### GIVEN EXERCISE:
What is the number of lines containing the string "Pines"? Answer with the number only.

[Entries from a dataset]
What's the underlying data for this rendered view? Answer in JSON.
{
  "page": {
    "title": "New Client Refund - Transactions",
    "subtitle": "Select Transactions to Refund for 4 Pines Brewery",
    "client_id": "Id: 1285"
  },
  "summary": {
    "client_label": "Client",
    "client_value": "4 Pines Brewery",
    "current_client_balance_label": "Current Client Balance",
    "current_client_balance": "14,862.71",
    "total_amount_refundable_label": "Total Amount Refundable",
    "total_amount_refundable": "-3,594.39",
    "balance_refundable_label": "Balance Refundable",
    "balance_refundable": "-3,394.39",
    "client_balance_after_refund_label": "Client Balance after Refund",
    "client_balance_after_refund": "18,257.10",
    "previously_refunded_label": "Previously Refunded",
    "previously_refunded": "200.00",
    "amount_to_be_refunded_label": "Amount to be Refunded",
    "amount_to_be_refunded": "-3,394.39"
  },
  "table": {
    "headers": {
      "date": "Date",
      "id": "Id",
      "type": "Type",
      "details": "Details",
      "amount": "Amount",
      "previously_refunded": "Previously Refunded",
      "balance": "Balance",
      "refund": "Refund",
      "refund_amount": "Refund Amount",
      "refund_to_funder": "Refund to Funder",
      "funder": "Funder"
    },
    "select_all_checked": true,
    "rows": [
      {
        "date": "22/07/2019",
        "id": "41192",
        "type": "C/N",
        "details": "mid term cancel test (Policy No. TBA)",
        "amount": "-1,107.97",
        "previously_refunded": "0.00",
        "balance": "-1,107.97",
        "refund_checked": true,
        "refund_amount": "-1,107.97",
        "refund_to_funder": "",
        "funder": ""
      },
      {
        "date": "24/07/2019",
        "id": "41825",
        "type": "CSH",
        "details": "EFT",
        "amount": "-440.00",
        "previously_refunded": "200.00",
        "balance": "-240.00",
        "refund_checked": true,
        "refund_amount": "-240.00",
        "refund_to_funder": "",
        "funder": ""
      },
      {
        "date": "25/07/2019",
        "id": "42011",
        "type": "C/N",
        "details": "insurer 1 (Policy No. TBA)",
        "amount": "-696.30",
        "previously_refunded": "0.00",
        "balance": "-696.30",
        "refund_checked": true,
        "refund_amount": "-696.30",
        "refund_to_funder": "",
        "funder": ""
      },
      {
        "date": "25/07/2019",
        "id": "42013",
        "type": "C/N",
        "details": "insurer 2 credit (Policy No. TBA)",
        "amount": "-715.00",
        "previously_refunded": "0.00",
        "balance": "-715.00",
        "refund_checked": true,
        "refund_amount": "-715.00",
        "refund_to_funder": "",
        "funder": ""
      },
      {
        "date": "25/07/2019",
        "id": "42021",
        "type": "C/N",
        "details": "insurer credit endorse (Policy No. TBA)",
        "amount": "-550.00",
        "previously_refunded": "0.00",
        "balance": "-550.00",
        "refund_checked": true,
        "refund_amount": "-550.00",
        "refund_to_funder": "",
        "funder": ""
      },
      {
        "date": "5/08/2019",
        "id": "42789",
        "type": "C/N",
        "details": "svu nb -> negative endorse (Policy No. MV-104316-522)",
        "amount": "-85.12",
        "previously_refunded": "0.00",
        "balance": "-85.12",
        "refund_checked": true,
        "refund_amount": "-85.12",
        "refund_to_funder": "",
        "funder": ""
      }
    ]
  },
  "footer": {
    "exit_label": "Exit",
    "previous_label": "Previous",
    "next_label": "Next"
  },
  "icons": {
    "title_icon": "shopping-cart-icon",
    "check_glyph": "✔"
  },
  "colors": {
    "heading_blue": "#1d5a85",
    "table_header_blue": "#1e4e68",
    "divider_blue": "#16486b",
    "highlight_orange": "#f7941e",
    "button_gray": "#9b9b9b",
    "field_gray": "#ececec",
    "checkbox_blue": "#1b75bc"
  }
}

### WRITTEN ANSWER:
2